* _La consigne_: Citez mot pour mot la partie de l'extrait de page ci-dessous située entre « Le matin : Toi, Moi » et « rationnel et cartésien. », ces mots inclus.

* _Extrait de page_:
========================================
Le matin : Toi, Moi Café sur Laurier Le soir : Leméac (rue Laurier), la terrasse de Les Enfants Terribles (rue Bernard) et Le Petit Italien (Avenue Bernard)
• Il a beaucoup voyagé mais…peu au Canada.  Il aimerait bien le traverser en train avec quelques bons livres à lire pour la portion des Prairies!  Sinon, il caresse depuis longtemps l’idée de faire le tour de l’Europe à vélo, avec le vent dans le dos!
• Les personnages historiques qu’il admire le plus– Edmund Hillary, premier à atteindre le sommet de l’Everest, sans oublier son Sherpa.  Roger Bannister, premier athlète à courir le mille en moins de 4 minutes, et le duo plus contemporain Bill Gates et Steve Jobs.
S’il n’était pas avocat, il serait…architecte, un métier qui conjugue à la fois la nature artistique d’un individu et son côté rationnel et cartésien.
========================================
* _Lignes affichées_:
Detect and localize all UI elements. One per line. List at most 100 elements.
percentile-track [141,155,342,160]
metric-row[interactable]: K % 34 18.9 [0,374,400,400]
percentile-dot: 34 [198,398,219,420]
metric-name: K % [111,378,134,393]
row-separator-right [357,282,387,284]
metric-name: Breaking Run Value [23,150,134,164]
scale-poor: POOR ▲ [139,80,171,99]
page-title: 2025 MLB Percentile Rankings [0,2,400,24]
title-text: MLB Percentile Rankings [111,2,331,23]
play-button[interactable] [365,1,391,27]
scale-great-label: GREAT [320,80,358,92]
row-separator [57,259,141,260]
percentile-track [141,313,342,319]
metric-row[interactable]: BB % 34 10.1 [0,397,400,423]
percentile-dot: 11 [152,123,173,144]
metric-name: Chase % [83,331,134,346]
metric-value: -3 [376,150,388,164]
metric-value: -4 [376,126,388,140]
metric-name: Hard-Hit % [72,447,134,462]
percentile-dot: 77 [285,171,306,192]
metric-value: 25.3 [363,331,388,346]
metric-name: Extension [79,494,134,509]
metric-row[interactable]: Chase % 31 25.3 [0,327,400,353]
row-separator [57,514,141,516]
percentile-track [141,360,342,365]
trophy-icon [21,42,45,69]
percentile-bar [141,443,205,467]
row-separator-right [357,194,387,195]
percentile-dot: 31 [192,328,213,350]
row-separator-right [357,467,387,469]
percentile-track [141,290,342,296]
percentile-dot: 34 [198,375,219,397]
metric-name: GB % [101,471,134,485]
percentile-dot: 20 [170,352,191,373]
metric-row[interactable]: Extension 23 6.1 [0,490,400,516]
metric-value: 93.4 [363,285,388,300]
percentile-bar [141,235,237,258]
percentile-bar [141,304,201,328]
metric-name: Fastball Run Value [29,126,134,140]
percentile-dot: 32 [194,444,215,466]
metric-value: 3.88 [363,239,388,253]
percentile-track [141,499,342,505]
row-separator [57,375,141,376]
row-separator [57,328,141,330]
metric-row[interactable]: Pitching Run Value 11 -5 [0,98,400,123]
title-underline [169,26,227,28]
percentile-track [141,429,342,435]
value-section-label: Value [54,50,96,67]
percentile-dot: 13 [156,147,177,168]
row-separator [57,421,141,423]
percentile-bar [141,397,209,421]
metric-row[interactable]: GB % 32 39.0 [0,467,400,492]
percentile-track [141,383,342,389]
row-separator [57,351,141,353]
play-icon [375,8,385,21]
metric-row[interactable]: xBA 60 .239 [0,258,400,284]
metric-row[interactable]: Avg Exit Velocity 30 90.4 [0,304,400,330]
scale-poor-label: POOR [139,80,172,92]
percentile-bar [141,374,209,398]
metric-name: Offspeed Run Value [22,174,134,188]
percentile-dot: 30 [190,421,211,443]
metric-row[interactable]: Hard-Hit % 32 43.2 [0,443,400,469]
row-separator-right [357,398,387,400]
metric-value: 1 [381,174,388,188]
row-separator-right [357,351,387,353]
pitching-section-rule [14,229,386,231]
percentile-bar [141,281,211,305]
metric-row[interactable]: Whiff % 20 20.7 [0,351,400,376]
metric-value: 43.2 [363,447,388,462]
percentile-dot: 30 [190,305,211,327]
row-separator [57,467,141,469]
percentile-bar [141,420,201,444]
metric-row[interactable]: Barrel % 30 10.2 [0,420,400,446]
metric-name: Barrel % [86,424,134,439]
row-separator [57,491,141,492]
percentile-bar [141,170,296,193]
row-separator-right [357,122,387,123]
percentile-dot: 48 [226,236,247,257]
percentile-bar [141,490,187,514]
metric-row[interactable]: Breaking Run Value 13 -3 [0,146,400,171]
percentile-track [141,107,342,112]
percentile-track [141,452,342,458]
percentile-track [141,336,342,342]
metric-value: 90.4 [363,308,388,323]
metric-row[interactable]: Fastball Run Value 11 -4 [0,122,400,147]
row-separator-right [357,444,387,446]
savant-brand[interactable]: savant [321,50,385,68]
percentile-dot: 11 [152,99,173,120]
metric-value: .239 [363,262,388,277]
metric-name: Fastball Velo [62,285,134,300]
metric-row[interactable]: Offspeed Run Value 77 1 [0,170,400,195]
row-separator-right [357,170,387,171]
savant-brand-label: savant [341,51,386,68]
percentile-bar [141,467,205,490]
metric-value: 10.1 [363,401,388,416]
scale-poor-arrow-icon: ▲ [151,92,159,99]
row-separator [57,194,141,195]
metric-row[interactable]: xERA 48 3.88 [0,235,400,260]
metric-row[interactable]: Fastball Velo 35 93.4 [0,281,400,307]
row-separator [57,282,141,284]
========================================
* _Solution rédigée_:
Le matin : Toi, Moi Café sur Laurier Le soir : Leméac (rue Laurier), la terrasse de Les Enfants Terribles (rue Bernard) et Le Petit Italien (Avenue Bernard)
• Il a beaucoup voyagé mais…peu au Canada.  Il aimerait bien le traverser en train avec quelques bons livres à lire pour la portion des Prairies!  Sinon, il caresse depuis longtemps l’idée de faire le tour de l’Europe à vélo, avec le vent dans le dos!
• Les personnages historiques qu’il admire le plus– Edmund Hillary, premier à atteindre le sommet de l’Everest, sans oublier son Sherpa.  Roger Bannister, premier athlète à courir le mille en moins de 4 minutes, et le duo plus contemporain Bill Gates et Steve Jobs.
S’il n’était pas avocat, il serait…architecte, un métier qui conjugue à la fois la nature artistique d’un individu et son côté rationnel et cartésien.